Problem description:
Return a copy of each line that holds the string "arrow".

[Stored data]

-- BEGIN --

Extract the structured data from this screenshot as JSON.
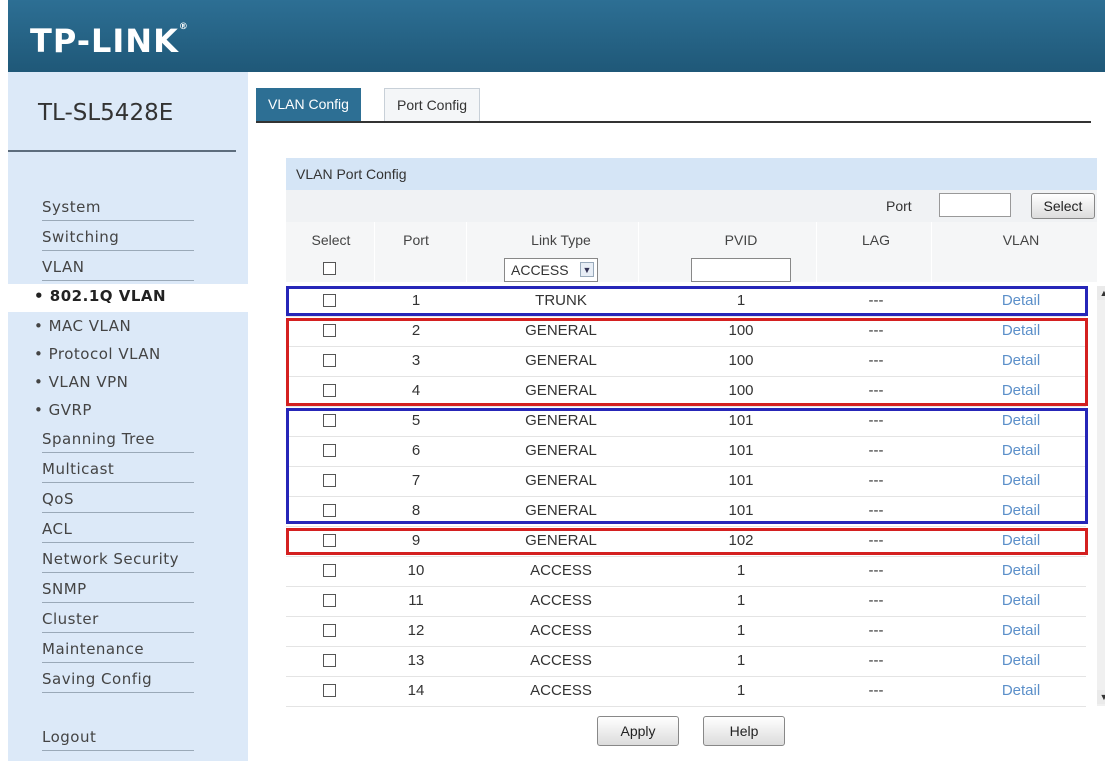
{
  "brand": {
    "logo": "TP-LINK",
    "logo_mark": "®"
  },
  "sidebar": {
    "model": "TL-SL5428E",
    "items": [
      "System",
      "Switching",
      "VLAN"
    ],
    "active_sub": "• 802.1Q VLAN",
    "sub_items": [
      "• MAC VLAN",
      "• Protocol VLAN",
      "• VLAN VPN",
      "• GVRP"
    ],
    "items2": [
      "Spanning Tree",
      "Multicast",
      "QoS",
      "ACL",
      "Network Security",
      "SNMP",
      "Cluster",
      "Maintenance",
      "Saving Config"
    ],
    "logout": "Logout"
  },
  "tabs": {
    "active": "VLAN Config",
    "inactive": "Port Config"
  },
  "panel": {
    "title": "VLAN Port Config",
    "port_label": "Port",
    "select_button": "Select",
    "columns": {
      "select": "Select",
      "port": "Port",
      "link_type": "Link Type",
      "pvid": "PVID",
      "lag": "LAG",
      "vlan": "VLAN"
    },
    "link_type_selected": "ACCESS",
    "rows": [
      {
        "port": "1",
        "link_type": "TRUNK",
        "pvid": "1",
        "lag": "---",
        "vlan": "Detail"
      },
      {
        "port": "2",
        "link_type": "GENERAL",
        "pvid": "100",
        "lag": "---",
        "vlan": "Detail"
      },
      {
        "port": "3",
        "link_type": "GENERAL",
        "pvid": "100",
        "lag": "---",
        "vlan": "Detail"
      },
      {
        "port": "4",
        "link_type": "GENERAL",
        "pvid": "100",
        "lag": "---",
        "vlan": "Detail"
      },
      {
        "port": "5",
        "link_type": "GENERAL",
        "pvid": "101",
        "lag": "---",
        "vlan": "Detail"
      },
      {
        "port": "6",
        "link_type": "GENERAL",
        "pvid": "101",
        "lag": "---",
        "vlan": "Detail"
      },
      {
        "port": "7",
        "link_type": "GENERAL",
        "pvid": "101",
        "lag": "---",
        "vlan": "Detail"
      },
      {
        "port": "8",
        "link_type": "GENERAL",
        "pvid": "101",
        "lag": "---",
        "vlan": "Detail"
      },
      {
        "port": "9",
        "link_type": "GENERAL",
        "pvid": "102",
        "lag": "---",
        "vlan": "Detail"
      },
      {
        "port": "10",
        "link_type": "ACCESS",
        "pvid": "1",
        "lag": "---",
        "vlan": "Detail"
      },
      {
        "port": "11",
        "link_type": "ACCESS",
        "pvid": "1",
        "lag": "---",
        "vlan": "Detail"
      },
      {
        "port": "12",
        "link_type": "ACCESS",
        "pvid": "1",
        "lag": "---",
        "vlan": "Detail"
      },
      {
        "port": "13",
        "link_type": "ACCESS",
        "pvid": "1",
        "lag": "---",
        "vlan": "Detail"
      },
      {
        "port": "14",
        "link_type": "ACCESS",
        "pvid": "1",
        "lag": "---",
        "vlan": "Detail"
      }
    ]
  },
  "buttons": {
    "apply": "Apply",
    "help": "Help"
  },
  "colors": {
    "header": "#2d6f94",
    "sidebar": "#dce9f8",
    "highlight_blue": "#2626b8",
    "highlight_red": "#d42020",
    "link": "#5b8fc9"
  },
  "icons": {
    "dropdown": "chevron-down-icon",
    "scroll_up": "arrow-up-icon",
    "scroll_down": "arrow-down-icon"
  }
}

-- END --

Solution below:
    "scroll_up": "arrow-up-icon",
    "scroll_down": "arrow-down-icon"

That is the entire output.